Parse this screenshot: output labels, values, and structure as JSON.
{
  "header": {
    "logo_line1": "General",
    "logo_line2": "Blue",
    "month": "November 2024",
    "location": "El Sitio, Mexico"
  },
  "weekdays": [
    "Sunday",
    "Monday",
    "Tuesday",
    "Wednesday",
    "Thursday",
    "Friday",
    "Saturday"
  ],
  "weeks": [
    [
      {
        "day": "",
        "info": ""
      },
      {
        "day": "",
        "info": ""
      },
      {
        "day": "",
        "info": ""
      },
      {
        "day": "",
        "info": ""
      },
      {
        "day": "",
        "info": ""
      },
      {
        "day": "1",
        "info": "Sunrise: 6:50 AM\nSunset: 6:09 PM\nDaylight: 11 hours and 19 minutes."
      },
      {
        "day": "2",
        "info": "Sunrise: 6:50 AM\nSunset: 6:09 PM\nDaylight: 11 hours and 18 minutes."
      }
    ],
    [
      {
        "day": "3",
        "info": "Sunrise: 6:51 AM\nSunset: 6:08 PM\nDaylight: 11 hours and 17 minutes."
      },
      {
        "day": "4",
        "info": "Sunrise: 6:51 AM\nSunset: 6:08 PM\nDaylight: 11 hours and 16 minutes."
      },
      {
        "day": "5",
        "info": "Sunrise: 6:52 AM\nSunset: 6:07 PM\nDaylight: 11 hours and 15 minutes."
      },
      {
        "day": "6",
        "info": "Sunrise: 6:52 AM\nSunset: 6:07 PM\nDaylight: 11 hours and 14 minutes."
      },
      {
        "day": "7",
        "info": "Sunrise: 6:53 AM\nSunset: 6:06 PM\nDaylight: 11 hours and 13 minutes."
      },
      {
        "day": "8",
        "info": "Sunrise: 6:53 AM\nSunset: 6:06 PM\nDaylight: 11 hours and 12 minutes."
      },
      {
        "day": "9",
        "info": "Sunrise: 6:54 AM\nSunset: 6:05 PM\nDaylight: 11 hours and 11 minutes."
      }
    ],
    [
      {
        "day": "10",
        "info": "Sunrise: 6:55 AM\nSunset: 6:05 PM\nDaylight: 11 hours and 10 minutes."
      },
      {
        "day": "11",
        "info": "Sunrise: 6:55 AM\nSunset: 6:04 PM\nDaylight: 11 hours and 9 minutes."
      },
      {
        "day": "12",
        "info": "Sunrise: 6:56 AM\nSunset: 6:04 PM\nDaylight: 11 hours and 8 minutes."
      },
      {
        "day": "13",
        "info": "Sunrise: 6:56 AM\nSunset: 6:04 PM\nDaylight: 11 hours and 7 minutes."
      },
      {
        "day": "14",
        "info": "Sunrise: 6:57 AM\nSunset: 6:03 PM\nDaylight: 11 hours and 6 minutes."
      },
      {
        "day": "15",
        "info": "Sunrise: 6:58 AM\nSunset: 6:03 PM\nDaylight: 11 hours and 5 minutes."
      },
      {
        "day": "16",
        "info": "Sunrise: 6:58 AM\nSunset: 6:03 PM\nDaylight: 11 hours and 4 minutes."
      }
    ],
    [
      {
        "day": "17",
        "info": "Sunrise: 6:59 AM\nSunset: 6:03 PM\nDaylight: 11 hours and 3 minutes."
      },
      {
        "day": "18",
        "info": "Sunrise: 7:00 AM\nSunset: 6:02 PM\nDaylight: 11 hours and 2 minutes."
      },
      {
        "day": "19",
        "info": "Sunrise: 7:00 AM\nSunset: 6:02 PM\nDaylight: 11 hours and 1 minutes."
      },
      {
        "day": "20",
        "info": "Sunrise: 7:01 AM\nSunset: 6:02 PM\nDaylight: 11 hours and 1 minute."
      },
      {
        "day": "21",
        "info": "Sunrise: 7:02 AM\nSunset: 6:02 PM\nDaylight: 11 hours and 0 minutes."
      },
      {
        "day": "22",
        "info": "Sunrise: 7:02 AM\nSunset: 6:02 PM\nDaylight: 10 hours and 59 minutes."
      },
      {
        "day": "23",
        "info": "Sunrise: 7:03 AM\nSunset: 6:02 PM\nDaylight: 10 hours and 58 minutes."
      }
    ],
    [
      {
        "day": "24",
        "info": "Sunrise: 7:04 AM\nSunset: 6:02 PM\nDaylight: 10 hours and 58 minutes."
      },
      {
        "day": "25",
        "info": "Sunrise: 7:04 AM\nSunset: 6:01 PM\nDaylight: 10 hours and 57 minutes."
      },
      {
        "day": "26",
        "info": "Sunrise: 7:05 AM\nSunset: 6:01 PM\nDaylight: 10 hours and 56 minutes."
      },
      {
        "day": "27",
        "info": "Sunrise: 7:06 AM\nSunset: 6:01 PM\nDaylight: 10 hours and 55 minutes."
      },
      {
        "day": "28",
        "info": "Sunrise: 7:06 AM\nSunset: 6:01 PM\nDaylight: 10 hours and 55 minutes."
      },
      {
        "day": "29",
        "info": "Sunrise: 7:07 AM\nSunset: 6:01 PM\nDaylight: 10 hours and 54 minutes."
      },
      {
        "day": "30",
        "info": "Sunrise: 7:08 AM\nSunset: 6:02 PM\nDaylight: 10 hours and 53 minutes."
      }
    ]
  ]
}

────────────────────────────────────────

- **What to work on**:
Write the entire listing out again, word for word.

- **Expected output**:
Parse this screenshot: output labels, values, and structure as JSON.
{
  "header": {
    "logo_line1": "General",
    "logo_line2": "Blue",
    "month": "November 2024",
    "location": "El Sitio, Mexico"
  },
  "weekdays": [
    "Sunday",
    "Monday",
    "Tuesday",
    "Wednesday",
    "Thursday",
    "Friday",
    "Saturday"
  ],
  "weeks": [
    [
      {
        "day": "",
        "info": ""
      },
      {
        "day": "",
        "info": ""
      },
      {
        "day": "",
        "info": ""
      },
      {
        "day": "",
        "info": ""
      },
      {
        "day": "",
        "info": ""
      },
      {
        "day": "1",
        "info": "Sunrise: 6:50 AM\nSunset: 6:09 PM\nDaylight: 11 hours and 19 minutes."
      },
      {
        "day": "2",
        "info": "Sunrise: 6:50 AM\nSunset: 6:09 PM\nDaylight: 11 hours and 18 minutes."
      }
    ],
    [
      {
        "day": "3",
        "info": "Sunrise: 6:51 AM\nSunset: 6:08 PM\nDaylight: 11 hours and 17 minutes."
      },
      {
        "day": "4",
        "info": "Sunrise: 6:51 AM\nSunset: 6:08 PM\nDaylight: 11 hours and 16 minutes."
      },
      {
        "day": "5",
        "info": "Sunrise: 6:52 AM\nSunset: 6:07 PM\nDaylight: 11 hours and 15 minutes."
      },
      {
        "day": "6",
        "info": "Sunrise: 6:52 AM\nSunset: 6:07 PM\nDaylight: 11 hours and 14 minutes."
      },
      {
        "day": "7",
        "info": "Sunrise: 6:53 AM\nSunset: 6:06 PM\nDaylight: 11 hours and 13 minutes."
      },
      {
        "day": "8",
        "info": "Sunrise: 6:53 AM\nSunset: 6:06 PM\nDaylight: 11 hours and 12 minutes."
      },
      {
        "day": "9",
        "info": "Sunrise: 6:54 AM\nSunset: 6:05 PM\nDaylight: 11 hours and 11 minutes."
      }
    ],
    [
      {
        "day": "10",
        "info": "Sunrise: 6:55 AM\nSunset: 6:05 PM\nDaylight: 11 hours and 10 minutes."
      },
      {
        "day": "11",
        "info": "Sunrise: 6:55 AM\nSunset: 6:04 PM\nDaylight: 11 hours and 9 minutes."
      },
      {
        "day": "12",
        "info": "Sunrise: 6:56 AM\nSunset: 6:04 PM\nDaylight: 11 hours and 8 minutes."
      },
      {
        "day": "13",
        "info": "Sunrise: 6:56 AM\nSunset: 6:04 PM\nDaylight: 11 hours and 7 minutes."
      },
      {
        "day": "14",
        "info": "Sunrise: 6:57 AM\nSunset: 6:03 PM\nDaylight: 11 hours and 6 minutes."
      },
      {
        "day": "15",
        "info": "Sunrise: 6:58 AM\nSunset: 6:03 PM\nDaylight: 11 hours and 5 minutes."
      },
      {
        "day": "16",
        "info": "Sunrise: 6:58 AM\nSunset: 6:03 PM\nDaylight: 11 hours and 4 minutes."
      }
    ],
    [
      {
        "day": "17",
        "info": "Sunrise: 6:59 AM\nSunset: 6:03 PM\nDaylight: 11 hours and 3 minutes."
      },
      {
        "day": "18",
        "info": "Sunrise: 7:00 AM\nSunset: 6:02 PM\nDaylight: 11 hours and 2 minutes."
      },
      {
        "day": "19",
        "info": "Sunrise: 7:00 AM\nSunset: 6:02 PM\nDaylight: 11 hours and 1 minutes."
      },
      {
        "day": "20",
        "info": "Sunrise: 7:01 AM\nSunset: 6:02 PM\nDaylight: 11 hours and 1 minute."
      },
      {
        "day": "21",
        "info": "Sunrise: 7:02 AM\nSunset: 6:02 PM\nDaylight: 11 hours and 0 minutes."
      },
      {
        "day": "22",
        "info": "Sunrise: 7:02 AM\nSunset: 6:02 PM\nDaylight: 10 hours and 59 minutes."
      },
      {
        "day": "23",
        "info": "Sunrise: 7:03 AM\nSunset: 6:02 PM\nDaylight: 10 hours and 58 minutes."
      }
    ],
    [
      {
        "day": "24",
        "info": "Sunrise: 7:04 AM\nSunset: 6:02 PM\nDaylight: 10 hours and 58 minutes."
      },
      {
        "day": "25",
        "info": "Sunrise: 7:04 AM\nSunset: 6:01 PM\nDaylight: 10 hours and 57 minutes."
      },
      {
        "day": "26",
        "info": "Sunrise: 7:05 AM\nSunset: 6:01 PM\nDaylight: 10 hours and 56 minutes."
      },
      {
        "day": "27",
        "info": "Sunrise: 7:06 AM\nSunset: 6:01 PM\nDaylight: 10 hours and 55 minutes."
      },
      {
        "day": "28",
        "info": "Sunrise: 7:06 AM\nSunset: 6:01 PM\nDaylight: 10 hours and 55 minutes."
      },
      {
        "day": "29",
        "info": "Sunrise: 7:07 AM\nSunset: 6:01 PM\nDaylight: 10 hours and 54 minutes."
      },
      {
        "day": "30",
        "info": "Sunrise: 7:08 AM\nSunset: 6:02 PM\nDaylight: 10 hours and 53 minutes."
      }
    ]
  ]
}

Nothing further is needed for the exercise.